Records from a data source
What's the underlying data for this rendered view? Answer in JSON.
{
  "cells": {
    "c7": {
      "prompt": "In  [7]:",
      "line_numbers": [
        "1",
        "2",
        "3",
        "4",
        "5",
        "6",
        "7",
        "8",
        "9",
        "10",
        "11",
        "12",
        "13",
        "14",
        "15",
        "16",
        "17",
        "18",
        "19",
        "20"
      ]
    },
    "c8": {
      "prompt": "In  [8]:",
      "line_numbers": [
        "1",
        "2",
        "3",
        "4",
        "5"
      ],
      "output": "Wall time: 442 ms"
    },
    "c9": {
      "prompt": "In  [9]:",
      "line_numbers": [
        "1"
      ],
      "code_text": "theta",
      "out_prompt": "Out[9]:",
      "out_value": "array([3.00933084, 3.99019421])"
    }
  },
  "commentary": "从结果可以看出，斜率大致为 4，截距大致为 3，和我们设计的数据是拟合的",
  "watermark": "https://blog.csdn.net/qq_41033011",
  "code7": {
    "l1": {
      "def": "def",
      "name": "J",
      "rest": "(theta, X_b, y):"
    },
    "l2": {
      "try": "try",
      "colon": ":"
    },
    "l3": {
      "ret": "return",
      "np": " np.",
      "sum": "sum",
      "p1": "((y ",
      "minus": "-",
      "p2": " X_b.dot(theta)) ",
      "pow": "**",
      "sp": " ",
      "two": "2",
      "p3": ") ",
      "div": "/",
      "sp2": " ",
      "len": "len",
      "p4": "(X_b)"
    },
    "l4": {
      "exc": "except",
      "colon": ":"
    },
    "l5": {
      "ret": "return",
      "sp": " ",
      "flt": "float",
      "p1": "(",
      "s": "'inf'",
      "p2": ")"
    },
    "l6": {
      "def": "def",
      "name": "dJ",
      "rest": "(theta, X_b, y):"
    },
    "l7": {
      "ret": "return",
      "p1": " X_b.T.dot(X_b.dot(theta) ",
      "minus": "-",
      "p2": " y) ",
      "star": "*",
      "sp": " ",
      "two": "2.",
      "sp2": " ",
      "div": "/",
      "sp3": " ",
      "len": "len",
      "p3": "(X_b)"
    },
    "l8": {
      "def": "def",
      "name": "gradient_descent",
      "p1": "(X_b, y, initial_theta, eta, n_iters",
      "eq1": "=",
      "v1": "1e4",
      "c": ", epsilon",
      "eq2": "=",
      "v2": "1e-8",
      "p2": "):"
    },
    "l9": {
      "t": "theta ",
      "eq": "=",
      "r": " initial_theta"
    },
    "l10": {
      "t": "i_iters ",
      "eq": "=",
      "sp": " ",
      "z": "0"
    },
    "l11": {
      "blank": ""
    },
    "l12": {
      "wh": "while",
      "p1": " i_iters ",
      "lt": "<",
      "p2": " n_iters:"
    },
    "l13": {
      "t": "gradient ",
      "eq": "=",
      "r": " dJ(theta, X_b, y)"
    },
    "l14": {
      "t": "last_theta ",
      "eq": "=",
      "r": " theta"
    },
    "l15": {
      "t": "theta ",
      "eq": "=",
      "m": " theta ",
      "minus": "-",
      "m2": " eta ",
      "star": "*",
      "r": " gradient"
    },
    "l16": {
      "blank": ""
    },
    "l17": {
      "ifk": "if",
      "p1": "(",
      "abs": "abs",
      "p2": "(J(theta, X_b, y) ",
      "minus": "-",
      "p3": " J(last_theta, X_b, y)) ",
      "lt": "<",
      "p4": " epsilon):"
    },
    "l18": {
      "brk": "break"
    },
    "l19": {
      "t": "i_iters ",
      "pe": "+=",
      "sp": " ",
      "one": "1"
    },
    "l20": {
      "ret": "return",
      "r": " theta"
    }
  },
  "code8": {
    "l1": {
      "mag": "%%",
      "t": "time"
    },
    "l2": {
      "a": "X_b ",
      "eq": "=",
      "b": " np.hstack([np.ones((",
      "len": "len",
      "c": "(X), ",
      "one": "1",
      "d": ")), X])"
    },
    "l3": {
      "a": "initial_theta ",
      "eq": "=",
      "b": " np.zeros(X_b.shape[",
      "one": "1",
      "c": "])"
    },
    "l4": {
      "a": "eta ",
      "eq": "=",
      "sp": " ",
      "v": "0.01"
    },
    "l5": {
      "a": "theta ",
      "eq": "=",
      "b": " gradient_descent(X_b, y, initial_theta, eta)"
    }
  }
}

(Required task):
Reproduce the entire listing word for word.

(Output for this exercise):
What's the underlying data for this rendered view? Answer in JSON.
{
  "cells": {
    "c7": {
      "prompt": "In  [7]:",
      "line_numbers": [
        "1",
        "2",
        "3",
        "4",
        "5",
        "6",
        "7",
        "8",
        "9",
        "10",
        "11",
        "12",
        "13",
        "14",
        "15",
        "16",
        "17",
        "18",
        "19",
        "20"
      ]
    },
    "c8": {
      "prompt": "In  [8]:",
      "line_numbers": [
        "1",
        "2",
        "3",
        "4",
        "5"
      ],
      "output": "Wall time: 442 ms"
    },
    "c9": {
      "prompt": "In  [9]:",
      "line_numbers": [
        "1"
      ],
      "code_text": "theta",
      "out_prompt": "Out[9]:",
      "out_value": "array([3.00933084, 3.99019421])"
    }
  },
  "commentary": "从结果可以看出，斜率大致为 4，截距大致为 3，和我们设计的数据是拟合的",
  "watermark": "https://blog.csdn.net/qq_41033011",
  "code7": {
    "l1": {
      "def": "def",
      "name": "J",
      "rest": "(theta, X_b, y):"
    },
    "l2": {
      "try": "try",
      "colon": ":"
    },
    "l3": {
      "ret": "return",
      "np": " np.",
      "sum": "sum",
      "p1": "((y ",
      "minus": "-",
      "p2": " X_b.dot(theta)) ",
      "pow": "**",
      "sp": " ",
      "two": "2",
      "p3": ") ",
      "div": "/",
      "sp2": " ",
      "len": "len",
      "p4": "(X_b)"
    },
    "l4": {
      "exc": "except",
      "colon": ":"
    },
    "l5": {
      "ret": "return",
      "sp": " ",
      "flt": "float",
      "p1": "(",
      "s": "'inf'",
      "p2": ")"
    },
    "l6": {
      "def": "def",
      "name": "dJ",
      "rest": "(theta, X_b, y):"
    },
    "l7": {
      "ret": "return",
      "p1": " X_b.T.dot(X_b.dot(theta) ",
      "minus": "-",
      "p2": " y) ",
      "star": "*",
      "sp": " ",
      "two": "2.",
      "sp2": " ",
      "div": "/",
      "sp3": " ",
      "len": "len",
      "p3": "(X_b)"
    },
    "l8": {
      "def": "def",
      "name": "gradient_descent",
      "p1": "(X_b, y, initial_theta, eta, n_iters",
      "eq1": "=",
      "v1": "1e4",
      "c": ", epsilon",
      "eq2": "=",
      "v2": "1e-8",
      "p2": "):"
    },
    "l9": {
      "t": "theta ",
      "eq": "=",
      "r": " initial_theta"
    },
    "l10": {
      "t": "i_iters ",
      "eq": "=",
      "sp": " ",
      "z": "0"
    },
    "l11": {
      "blank": ""
    },
    "l12": {
      "wh": "while",
      "p1": " i_iters ",
      "lt": "<",
      "p2": " n_iters:"
    },
    "l13": {
      "t": "gradient ",
      "eq": "=",
      "r": " dJ(theta, X_b, y)"
    },
    "l14": {
      "t": "last_theta ",
      "eq": "=",
      "r": " theta"
    },
    "l15": {
      "t": "theta ",
      "eq": "=",
      "m": " theta ",
      "minus": "-",
      "m2": " eta ",
      "star": "*",
      "r": " gradient"
    },
    "l16": {
      "blank": ""
    },
    "l17": {
      "ifk": "if",
      "p1": "(",
      "abs": "abs",
      "p2": "(J(theta, X_b, y) ",
      "minus": "-",
      "p3": " J(last_theta, X_b, y)) ",
      "lt": "<",
      "p4": " epsilon):"
    },
    "l18": {
      "brk": "break"
    },
    "l19": {
      "t": "i_iters ",
      "pe": "+=",
      "sp": " ",
      "one": "1"
    },
    "l20": {
      "ret": "return",
      "r": " theta"
    }
  },
  "code8": {
    "l1": {
      "mag": "%%",
      "t": "time"
    },
    "l2": {
      "a": "X_b ",
      "eq": "=",
      "b": " np.hstack([np.ones((",
      "len": "len",
      "c": "(X), ",
      "one": "1",
      "d": ")), X])"
    },
    "l3": {
      "a": "initial_theta ",
      "eq": "=",
      "b": " np.zeros(X_b.shape[",
      "one": "1",
      "c": "])"
    },
    "l4": {
      "a": "eta ",
      "eq": "=",
      "sp": " ",
      "v": "0.01"
    },
    "l5": {
      "a": "theta ",
      "eq": "=",
      "b": " gradient_descent(X_b, y, initial_theta, eta)"
    }
  }
}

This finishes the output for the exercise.